§ **Task goal**: Copy out the entries below in full and exactly.

§ **Extracted records**:
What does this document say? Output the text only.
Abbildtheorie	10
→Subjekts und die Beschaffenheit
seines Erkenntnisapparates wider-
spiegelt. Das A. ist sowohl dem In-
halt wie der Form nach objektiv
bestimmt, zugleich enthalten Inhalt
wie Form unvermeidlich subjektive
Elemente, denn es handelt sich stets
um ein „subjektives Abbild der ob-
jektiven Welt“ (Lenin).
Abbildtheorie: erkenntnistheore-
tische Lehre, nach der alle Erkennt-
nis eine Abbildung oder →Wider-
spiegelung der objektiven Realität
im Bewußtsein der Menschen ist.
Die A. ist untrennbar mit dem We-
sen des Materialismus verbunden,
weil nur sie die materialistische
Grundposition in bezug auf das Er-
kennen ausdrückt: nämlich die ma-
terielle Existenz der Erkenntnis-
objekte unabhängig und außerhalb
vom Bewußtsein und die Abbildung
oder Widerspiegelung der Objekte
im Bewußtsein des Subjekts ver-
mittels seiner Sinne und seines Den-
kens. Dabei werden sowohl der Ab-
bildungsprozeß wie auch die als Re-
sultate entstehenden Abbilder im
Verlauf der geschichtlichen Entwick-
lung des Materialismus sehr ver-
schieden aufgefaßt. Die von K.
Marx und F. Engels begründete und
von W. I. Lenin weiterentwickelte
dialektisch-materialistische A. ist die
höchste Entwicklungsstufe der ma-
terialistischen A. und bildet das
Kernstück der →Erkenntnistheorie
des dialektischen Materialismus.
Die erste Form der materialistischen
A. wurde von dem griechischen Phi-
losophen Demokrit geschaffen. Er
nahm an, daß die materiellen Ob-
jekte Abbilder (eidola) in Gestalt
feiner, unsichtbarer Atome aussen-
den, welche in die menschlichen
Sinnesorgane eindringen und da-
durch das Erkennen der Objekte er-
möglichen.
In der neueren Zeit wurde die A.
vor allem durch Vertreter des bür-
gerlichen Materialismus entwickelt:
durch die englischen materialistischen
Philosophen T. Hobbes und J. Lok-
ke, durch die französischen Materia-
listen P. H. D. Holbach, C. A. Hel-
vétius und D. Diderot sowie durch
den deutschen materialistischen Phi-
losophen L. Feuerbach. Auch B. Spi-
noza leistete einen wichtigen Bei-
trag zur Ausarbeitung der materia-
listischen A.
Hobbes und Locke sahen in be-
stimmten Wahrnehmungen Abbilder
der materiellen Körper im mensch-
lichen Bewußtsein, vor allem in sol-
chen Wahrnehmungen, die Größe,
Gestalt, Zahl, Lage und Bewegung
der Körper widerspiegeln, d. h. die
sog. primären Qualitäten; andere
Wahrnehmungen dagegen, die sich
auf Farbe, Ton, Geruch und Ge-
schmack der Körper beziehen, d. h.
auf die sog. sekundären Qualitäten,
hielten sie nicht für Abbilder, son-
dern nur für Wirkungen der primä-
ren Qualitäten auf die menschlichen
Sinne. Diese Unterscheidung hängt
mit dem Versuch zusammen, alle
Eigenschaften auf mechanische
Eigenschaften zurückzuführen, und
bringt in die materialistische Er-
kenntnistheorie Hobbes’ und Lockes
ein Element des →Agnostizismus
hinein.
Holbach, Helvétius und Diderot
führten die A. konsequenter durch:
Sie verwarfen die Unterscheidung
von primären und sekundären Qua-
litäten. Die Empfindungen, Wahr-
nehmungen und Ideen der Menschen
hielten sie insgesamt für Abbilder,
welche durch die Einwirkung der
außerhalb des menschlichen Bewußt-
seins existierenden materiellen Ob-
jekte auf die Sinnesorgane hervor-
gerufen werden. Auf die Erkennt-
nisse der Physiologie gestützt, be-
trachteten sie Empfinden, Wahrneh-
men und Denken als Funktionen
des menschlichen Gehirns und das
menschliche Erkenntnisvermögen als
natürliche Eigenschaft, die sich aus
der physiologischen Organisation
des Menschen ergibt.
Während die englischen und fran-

§ **Expected output**:
What does this document say? Output the text only.
Abbildtheorie	10
→Subjekts und die Beschaffenheit
seines Erkenntnisapparates wider-
spiegelt. Das A. ist sowohl dem In-
halt wie der Form nach objektiv
bestimmt, zugleich enthalten Inhalt
wie Form unvermeidlich subjektive
Elemente, denn es handelt sich stets
um ein „subjektives Abbild der ob-
jektiven Welt“ (Lenin).
Abbildtheorie: erkenntnistheore-
tische Lehre, nach der alle Erkennt-
nis eine Abbildung oder →Wider-
spiegelung der objektiven Realität
im Bewußtsein der Menschen ist.
Die A. ist untrennbar mit dem We-
sen des Materialismus verbunden,
weil nur sie die materialistische
Grundposition in bezug auf das Er-
kennen ausdrückt: nämlich die ma-
terielle Existenz der Erkenntnis-
objekte unabhängig und außerhalb
vom Bewußtsein und die Abbildung
oder Widerspiegelung der Objekte
im Bewußtsein des Subjekts ver-
mittels seiner Sinne und seines Den-
kens. Dabei werden sowohl der Ab-
bildungsprozeß wie auch die als Re-
sultate entstehenden Abbilder im
Verlauf der geschichtlichen Entwick-
lung des Materialismus sehr ver-
schieden aufgefaßt. Die von K.
Marx und F. Engels begründete und
von W. I. Lenin weiterentwickelte
dialektisch-materialistische A. ist die
höchste Entwicklungsstufe der ma-
terialistischen A. und bildet das
Kernstück der →Erkenntnistheorie
des dialektischen Materialismus.
Die erste Form der materialistischen
A. wurde von dem griechischen Phi-
losophen Demokrit geschaffen. Er
nahm an, daß die materiellen Ob-
jekte Abbilder (eidola) in Gestalt
feiner, unsichtbarer Atome aussen-
den, welche in die menschlichen
Sinnesorgane eindringen und da-
durch das Erkennen der Objekte er-
möglichen.
In der neueren Zeit wurde die A.
vor allem durch Vertreter des bür-
gerlichen Materialismus entwickelt:
durch die englischen materialistischen
Philosophen T. Hobbes und J. Lok-
ke, durch die französischen Materia-
listen P. H. D. Holbach, C. A. Hel-
vétius und D. Diderot sowie durch
den deutschen materialistischen Phi-
losophen L. Feuerbach. Auch B. Spi-
noza leistete einen wichtigen Bei-
trag zur Ausarbeitung der materia-
listischen A.
Hobbes und Locke sahen in be-
stimmten Wahrnehmungen Abbilder
der materiellen Körper im mensch-
lichen Bewußtsein, vor allem in sol-
chen Wahrnehmungen, die Größe,
Gestalt, Zahl, Lage und Bewegung
der Körper widerspiegeln, d. h. die
sog. primären Qualitäten; andere
Wahrnehmungen dagegen, die sich
auf Farbe, Ton, Geruch und Ge-
schmack der Körper beziehen, d. h.
auf die sog. sekundären Qualitäten,
hielten sie nicht für Abbilder, son-
dern nur für Wirkungen der primä-
ren Qualitäten auf die menschlichen
Sinne. Diese Unterscheidung hängt
mit dem Versuch zusammen, alle
Eigenschaften auf mechanische
Eigenschaften zurückzuführen, und
bringt in die materialistische Er-
kenntnistheorie Hobbes’ und Lockes
ein Element des →Agnostizismus
hinein.
Holbach, Helvétius und Diderot
führten die A. konsequenter durch:
Sie verwarfen die Unterscheidung
von primären und sekundären Qua-
litäten. Die Empfindungen, Wahr-
nehmungen und Ideen der Menschen
hielten sie insgesamt für Abbilder,
welche durch die Einwirkung der
außerhalb des menschlichen Bewußt-
seins existierenden materiellen Ob-
jekte auf die Sinnesorgane hervor-
gerufen werden. Auf die Erkennt-
nisse der Physiologie gestützt, be-
trachteten sie Empfinden, Wahrneh-
men und Denken als Funktionen
des menschlichen Gehirns und das
menschliche Erkenntnisvermögen als
natürliche Eigenschaft, die sich aus
der physiologischen Organisation
des Menschen ergibt.
Während die englischen und fran-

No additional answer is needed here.